Given passage:
========

This is only a semi serious patch.

But, I've spent a long time trying to come up with a solution that works,
and everything seems broken.

I'm hoping someone else has some ideas.

As is, forwarding doesn't work.

Here's an example scenario:

cell0 - 1500 l3 mtu, raw_ip, 0 l2 header
wlan0 - 1500 l3 mtu, ethernet, 14 l2 header

cell0 -> wlan0 forwarding

tc ingress hook on cell0:
  map lookups, other stuff, eventually
  skb_modifications to add ethernet header (via skb_change_head or
bpf_skb_adjust_room)
  bpf_redirect(wlan0, egress)

This fails because adding ethernet header goes above the cell0 ->
mtu+header_len,
even though it would be fine if we tested against wlan0 -> mtu+header_len

Indeed the only solution that would perhaps work is to have 2 bpf programs

tc ingress hook on cell0: redirect to wlan0
tc egress hook on wlan0: actually add the header

but this requires doing the lookups twice - first to determine if
should redirect and where,
and then to actually add the header.  additionally the packet we get
on wlan0 might
not have come from the redirect... and that's hard to detect...

========

Data section:
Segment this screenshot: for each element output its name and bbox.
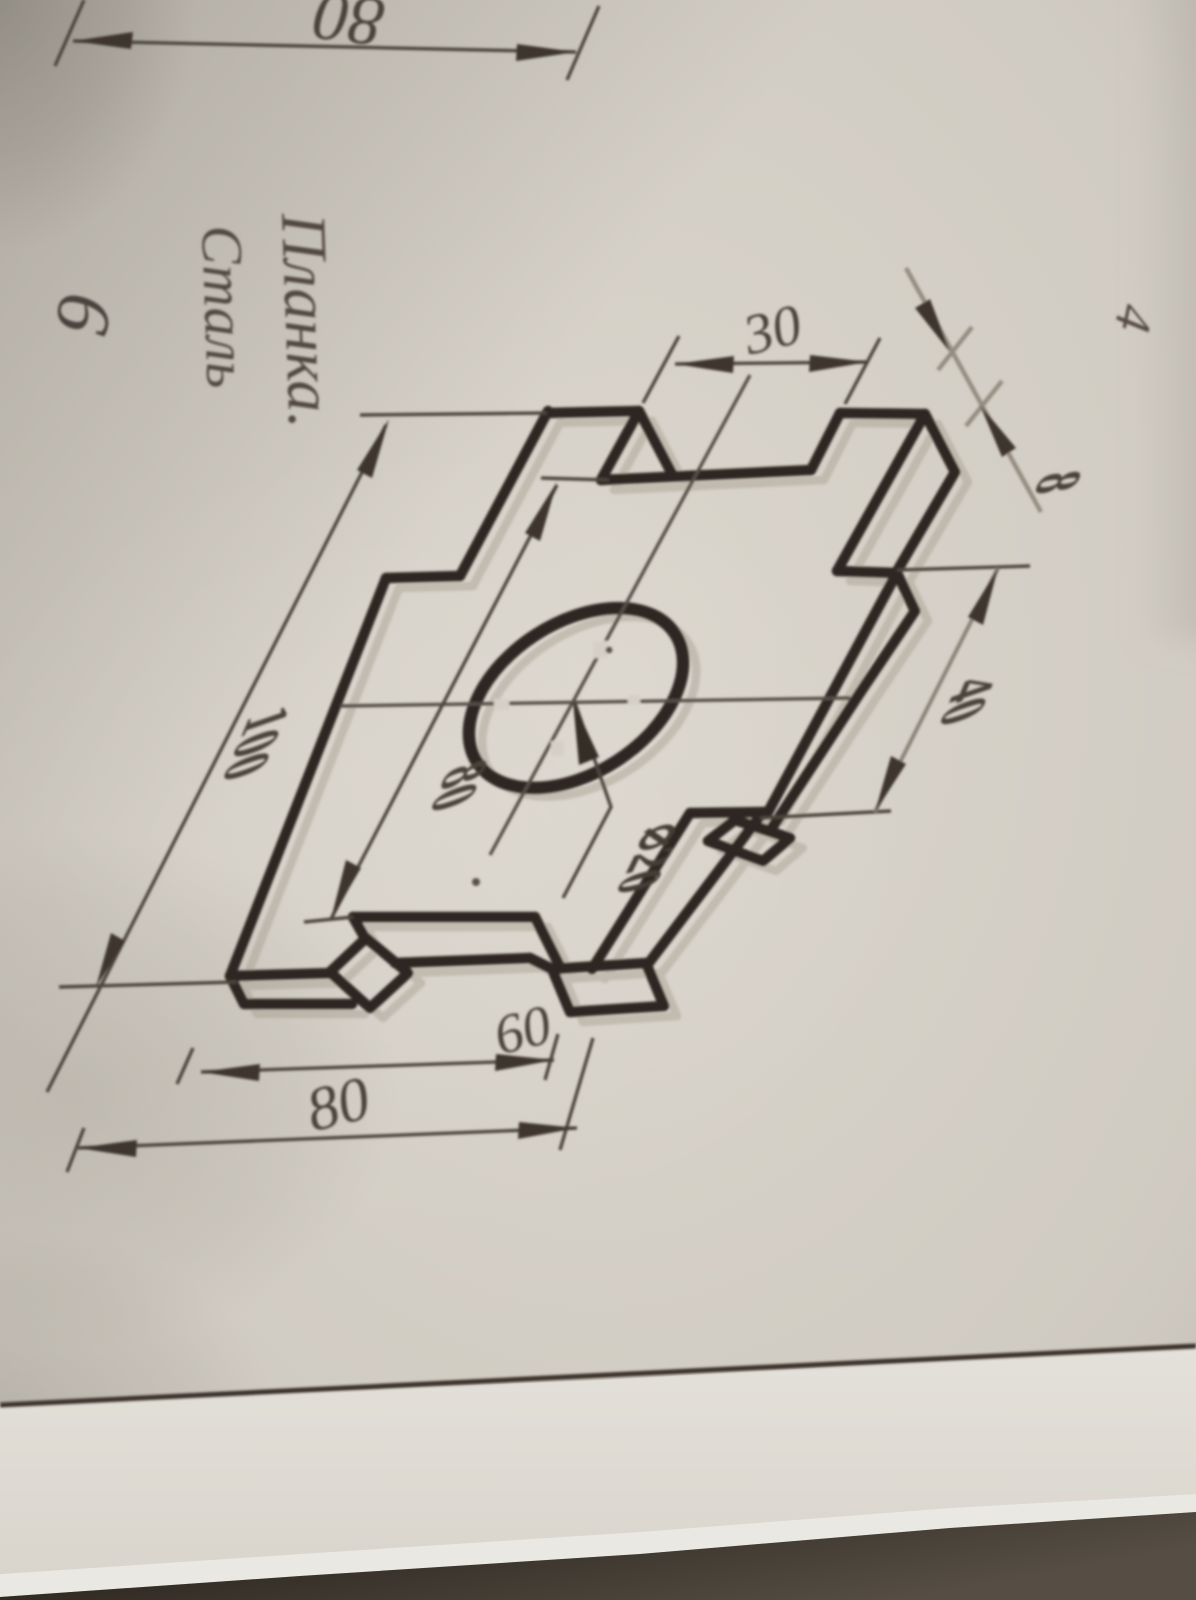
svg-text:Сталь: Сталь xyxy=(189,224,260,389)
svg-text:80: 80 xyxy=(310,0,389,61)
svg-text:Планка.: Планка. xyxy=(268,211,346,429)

========

Set task 1:
In the BPF forwarding patch note, what L2 header length does the example give for wlan0?
Set task 2:
Go on with the patch note about BPF forwarding between cell0 and wlan0 from the point where it stops.

Result 1:
14 bytes, for an ethernet header.

Result 2:
so you actually need to do:

tc ingress hook on cell0: redirect to dummy0, which has larger mtu
tc ingress hook on dummy0: add header, redirect to wlan0

this still requires a double set of bpf programs and lookups...
it's ugly.

Calling bpf_redirect() prior to skb_change_head() isn't enough, since it checks
skb->dev not tgt_index.  Although I guess we could save the redirect device's
mtu in the redirect struct and test against that in preference to
testing against skb->dev...
but that's really a pointless test, because you can call bpf_redirect
multiple times
changing the device, ie...

bpf_redirect(dummy with large mtu)
skb_change_head()
bpf_redirect(wlan0)

so basically this would make the test worthless...

I considered simply removing the mtu check from these skb modifying functions...
it's not like it even does the right thing:
(a) device mtu is only an upper limit - we should really be testing
against path mtu
      and that's probably only something the bpf code knows
(b) it ignores mtu entirely for gso packets: but gso max seg size
should be tested instead...

Or maybe add a bpf uapi visible flag to ignore the mtu check...

Or maybe simply pass in 16-bits of mtu via the currently unused flags field...

... etc ...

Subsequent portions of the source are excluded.